═══ Recorded information ═══

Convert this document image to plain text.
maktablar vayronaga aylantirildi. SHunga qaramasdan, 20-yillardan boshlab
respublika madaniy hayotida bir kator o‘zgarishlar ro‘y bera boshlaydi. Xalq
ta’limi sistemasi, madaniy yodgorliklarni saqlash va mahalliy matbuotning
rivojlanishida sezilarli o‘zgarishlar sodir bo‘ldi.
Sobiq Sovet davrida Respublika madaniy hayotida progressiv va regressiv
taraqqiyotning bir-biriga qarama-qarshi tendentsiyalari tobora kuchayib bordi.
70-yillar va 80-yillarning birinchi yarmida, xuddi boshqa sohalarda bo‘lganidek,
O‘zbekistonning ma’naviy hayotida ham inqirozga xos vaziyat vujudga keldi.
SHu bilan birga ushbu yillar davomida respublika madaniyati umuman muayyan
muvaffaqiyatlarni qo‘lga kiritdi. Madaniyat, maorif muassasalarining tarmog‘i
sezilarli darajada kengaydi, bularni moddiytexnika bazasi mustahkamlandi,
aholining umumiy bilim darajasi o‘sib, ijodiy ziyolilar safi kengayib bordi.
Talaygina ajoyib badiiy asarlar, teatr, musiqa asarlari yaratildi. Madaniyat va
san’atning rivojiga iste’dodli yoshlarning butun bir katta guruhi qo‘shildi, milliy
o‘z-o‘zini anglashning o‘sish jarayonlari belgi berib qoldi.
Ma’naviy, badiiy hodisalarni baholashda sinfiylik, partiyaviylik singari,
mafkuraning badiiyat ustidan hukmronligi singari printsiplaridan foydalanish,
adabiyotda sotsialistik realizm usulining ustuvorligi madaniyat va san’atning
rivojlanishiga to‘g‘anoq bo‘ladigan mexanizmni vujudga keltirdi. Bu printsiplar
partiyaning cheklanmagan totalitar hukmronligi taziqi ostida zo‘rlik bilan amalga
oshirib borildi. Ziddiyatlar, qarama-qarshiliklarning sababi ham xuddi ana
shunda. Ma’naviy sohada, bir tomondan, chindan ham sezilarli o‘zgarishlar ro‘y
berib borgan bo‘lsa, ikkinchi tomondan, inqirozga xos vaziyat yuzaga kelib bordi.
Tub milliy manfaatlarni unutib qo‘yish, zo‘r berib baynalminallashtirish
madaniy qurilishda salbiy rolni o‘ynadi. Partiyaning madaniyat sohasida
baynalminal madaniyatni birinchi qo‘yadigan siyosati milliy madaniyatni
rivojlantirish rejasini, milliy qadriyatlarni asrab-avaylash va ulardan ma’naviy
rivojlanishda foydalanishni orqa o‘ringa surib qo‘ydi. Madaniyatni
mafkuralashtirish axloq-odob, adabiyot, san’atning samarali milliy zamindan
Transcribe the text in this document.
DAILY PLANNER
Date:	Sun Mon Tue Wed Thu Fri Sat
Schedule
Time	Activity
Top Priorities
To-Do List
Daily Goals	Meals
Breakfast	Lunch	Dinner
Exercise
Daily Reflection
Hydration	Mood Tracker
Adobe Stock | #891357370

═══

◆ **Goal of the exercise**:
Repeat precisely the lines of the data starting at the one containing "Transcribe the text in this document.", last line included.

◆ **Answer to this exercise**:
Transcribe the text in this document.
DAILY PLANNER
Date:	Sun Mon Tue Wed Thu Fri Sat
Schedule
Time	Activity
Top Priorities
To-Do List
Daily Goals	Meals
Breakfast	Lunch	Dinner
Exercise
Daily Reflection
Hydration	Mood Tracker
Adobe Stock | #891357370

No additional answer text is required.